▶ WORK TO COMPLETE
Rewrite the items from the beginning through the line containing "staticText: 酷狗音乐 — [222, 1359, 418, 1421]", substituting "clickable" for every "interactable" and leaving all else unchanged.

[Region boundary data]
####

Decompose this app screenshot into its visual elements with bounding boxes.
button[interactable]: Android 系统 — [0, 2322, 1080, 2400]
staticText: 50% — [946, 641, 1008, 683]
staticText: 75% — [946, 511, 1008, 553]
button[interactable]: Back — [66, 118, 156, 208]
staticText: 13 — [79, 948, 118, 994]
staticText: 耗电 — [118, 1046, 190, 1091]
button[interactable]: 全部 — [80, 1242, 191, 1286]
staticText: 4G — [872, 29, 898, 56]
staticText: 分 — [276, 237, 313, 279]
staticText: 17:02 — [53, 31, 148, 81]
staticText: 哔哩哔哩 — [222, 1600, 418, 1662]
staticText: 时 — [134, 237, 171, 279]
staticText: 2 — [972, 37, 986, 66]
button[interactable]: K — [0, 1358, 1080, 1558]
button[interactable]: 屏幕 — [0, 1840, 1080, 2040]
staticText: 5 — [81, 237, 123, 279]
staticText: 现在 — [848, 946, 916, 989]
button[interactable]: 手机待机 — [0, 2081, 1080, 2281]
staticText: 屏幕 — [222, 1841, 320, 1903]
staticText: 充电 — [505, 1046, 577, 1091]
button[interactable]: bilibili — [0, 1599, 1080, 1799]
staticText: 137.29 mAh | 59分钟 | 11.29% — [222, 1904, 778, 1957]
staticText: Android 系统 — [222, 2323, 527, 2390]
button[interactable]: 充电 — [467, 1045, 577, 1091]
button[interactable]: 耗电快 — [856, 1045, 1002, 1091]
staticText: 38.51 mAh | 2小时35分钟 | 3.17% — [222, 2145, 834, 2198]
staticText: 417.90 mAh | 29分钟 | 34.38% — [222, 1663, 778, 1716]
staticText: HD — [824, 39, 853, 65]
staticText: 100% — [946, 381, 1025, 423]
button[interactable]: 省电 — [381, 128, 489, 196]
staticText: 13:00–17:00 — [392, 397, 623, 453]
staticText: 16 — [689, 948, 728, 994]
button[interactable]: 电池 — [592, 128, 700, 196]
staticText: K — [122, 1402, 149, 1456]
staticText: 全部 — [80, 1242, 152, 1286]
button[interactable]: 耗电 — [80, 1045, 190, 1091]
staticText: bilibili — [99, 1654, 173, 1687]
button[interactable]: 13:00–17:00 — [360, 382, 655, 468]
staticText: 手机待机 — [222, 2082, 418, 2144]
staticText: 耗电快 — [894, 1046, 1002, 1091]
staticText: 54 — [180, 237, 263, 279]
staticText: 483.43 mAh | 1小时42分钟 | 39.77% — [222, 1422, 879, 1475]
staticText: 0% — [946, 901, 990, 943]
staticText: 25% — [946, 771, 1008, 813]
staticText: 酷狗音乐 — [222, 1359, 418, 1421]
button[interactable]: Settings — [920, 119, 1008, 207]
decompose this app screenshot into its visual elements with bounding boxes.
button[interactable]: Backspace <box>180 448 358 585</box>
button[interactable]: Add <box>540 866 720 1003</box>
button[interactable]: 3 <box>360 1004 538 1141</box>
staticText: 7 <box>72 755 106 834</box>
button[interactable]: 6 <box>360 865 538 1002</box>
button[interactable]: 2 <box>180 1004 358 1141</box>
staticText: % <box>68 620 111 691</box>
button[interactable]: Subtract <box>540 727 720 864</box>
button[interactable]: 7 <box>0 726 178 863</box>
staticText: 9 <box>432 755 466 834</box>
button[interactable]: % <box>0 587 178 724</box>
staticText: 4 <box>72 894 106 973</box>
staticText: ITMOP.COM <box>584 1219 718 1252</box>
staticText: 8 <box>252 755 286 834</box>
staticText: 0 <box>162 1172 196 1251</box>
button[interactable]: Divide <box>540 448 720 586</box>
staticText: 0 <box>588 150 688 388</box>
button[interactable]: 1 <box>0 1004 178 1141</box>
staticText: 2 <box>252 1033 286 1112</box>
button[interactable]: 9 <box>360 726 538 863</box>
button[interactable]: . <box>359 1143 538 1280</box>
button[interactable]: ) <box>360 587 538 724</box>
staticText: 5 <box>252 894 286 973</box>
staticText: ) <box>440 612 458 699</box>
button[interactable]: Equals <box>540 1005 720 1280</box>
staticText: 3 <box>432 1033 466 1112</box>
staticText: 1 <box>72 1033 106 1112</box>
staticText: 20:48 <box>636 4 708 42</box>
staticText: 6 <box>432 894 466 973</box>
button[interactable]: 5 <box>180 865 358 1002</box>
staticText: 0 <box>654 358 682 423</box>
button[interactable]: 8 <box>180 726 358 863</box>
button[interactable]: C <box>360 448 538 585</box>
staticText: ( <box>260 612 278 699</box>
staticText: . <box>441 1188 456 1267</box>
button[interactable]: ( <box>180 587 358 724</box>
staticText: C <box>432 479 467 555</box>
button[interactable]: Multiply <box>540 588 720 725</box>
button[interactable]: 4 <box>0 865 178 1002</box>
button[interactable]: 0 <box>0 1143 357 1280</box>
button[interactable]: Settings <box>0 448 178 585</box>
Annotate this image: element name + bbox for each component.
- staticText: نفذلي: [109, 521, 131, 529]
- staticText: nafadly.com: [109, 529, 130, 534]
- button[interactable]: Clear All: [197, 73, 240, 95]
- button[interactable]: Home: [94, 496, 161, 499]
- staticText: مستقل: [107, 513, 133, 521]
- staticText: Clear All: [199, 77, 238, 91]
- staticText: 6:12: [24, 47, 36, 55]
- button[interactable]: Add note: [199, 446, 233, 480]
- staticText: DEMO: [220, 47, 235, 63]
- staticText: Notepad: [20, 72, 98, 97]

####

▶ SOLUTION FOR THIS PROBLEM
Decompose this app screenshot into its visual elements with bounding boxes.
button[clickable]: Android 系统 — [0, 2322, 1080, 2400]
staticText: 50% — [946, 641, 1008, 683]
staticText: 75% — [946, 511, 1008, 553]
button[clickable]: Back — [66, 118, 156, 208]
staticText: 13 — [79, 948, 118, 994]
staticText: 耗电 — [118, 1046, 190, 1091]
button[clickable]: 全部 — [80, 1242, 191, 1286]
staticText: 4G — [872, 29, 898, 56]
staticText: 分 — [276, 237, 313, 279]
staticText: 17:02 — [53, 31, 148, 81]
staticText: 哔哩哔哩 — [222, 1600, 418, 1662]
staticText: 时 — [134, 237, 171, 279]
staticText: 2 — [972, 37, 986, 66]
button[clickable]: K — [0, 1358, 1080, 1558]
button[clickable]: 屏幕 — [0, 1840, 1080, 2040]
staticText: 5 — [81, 237, 123, 279]
staticText: 现在 — [848, 946, 916, 989]
button[clickable]: 手机待机 — [0, 2081, 1080, 2281]
staticText: 屏幕 — [222, 1841, 320, 1903]
staticText: 充电 — [505, 1046, 577, 1091]
button[clickable]: bilibili — [0, 1599, 1080, 1799]
staticText: 137.29 mAh | 59分钟 | 11.29% — [222, 1904, 778, 1957]
staticText: Android 系统 — [222, 2323, 527, 2390]
button[clickable]: 充电 — [467, 1045, 577, 1091]
button[clickable]: 耗电快 — [856, 1045, 1002, 1091]
staticText: 38.51 mAh | 2小时35分钟 | 3.17% — [222, 2145, 834, 2198]
staticText: 417.90 mAh | 29分钟 | 34.38% — [222, 1663, 778, 1716]
staticText: HD — [824, 39, 853, 65]
staticText: 100% — [946, 381, 1025, 423]
button[clickable]: 省电 — [381, 128, 489, 196]
staticText: 13:00–17:00 — [392, 397, 623, 453]
staticText: 16 — [689, 948, 728, 994]
button[clickable]: 电池 — [592, 128, 700, 196]
staticText: K — [122, 1402, 149, 1456]
staticText: 全部 — [80, 1242, 152, 1286]
button[clickable]: 耗电 — [80, 1045, 190, 1091]
staticText: bilibili — [99, 1654, 173, 1687]
button[clickable]: 13:00–17:00 — [360, 382, 655, 468]
staticText: 手机待机 — [222, 2082, 418, 2144]
staticText: 耗电快 — [894, 1046, 1002, 1091]
staticText: 54 — [180, 237, 263, 279]
staticText: 483.43 mAh | 1小时42分钟 | 39.77% — [222, 1422, 879, 1475]
staticText: 0% — [946, 901, 990, 943]
staticText: 25% — [946, 771, 1008, 813]
staticText: 酷狗音乐 — [222, 1359, 418, 1421]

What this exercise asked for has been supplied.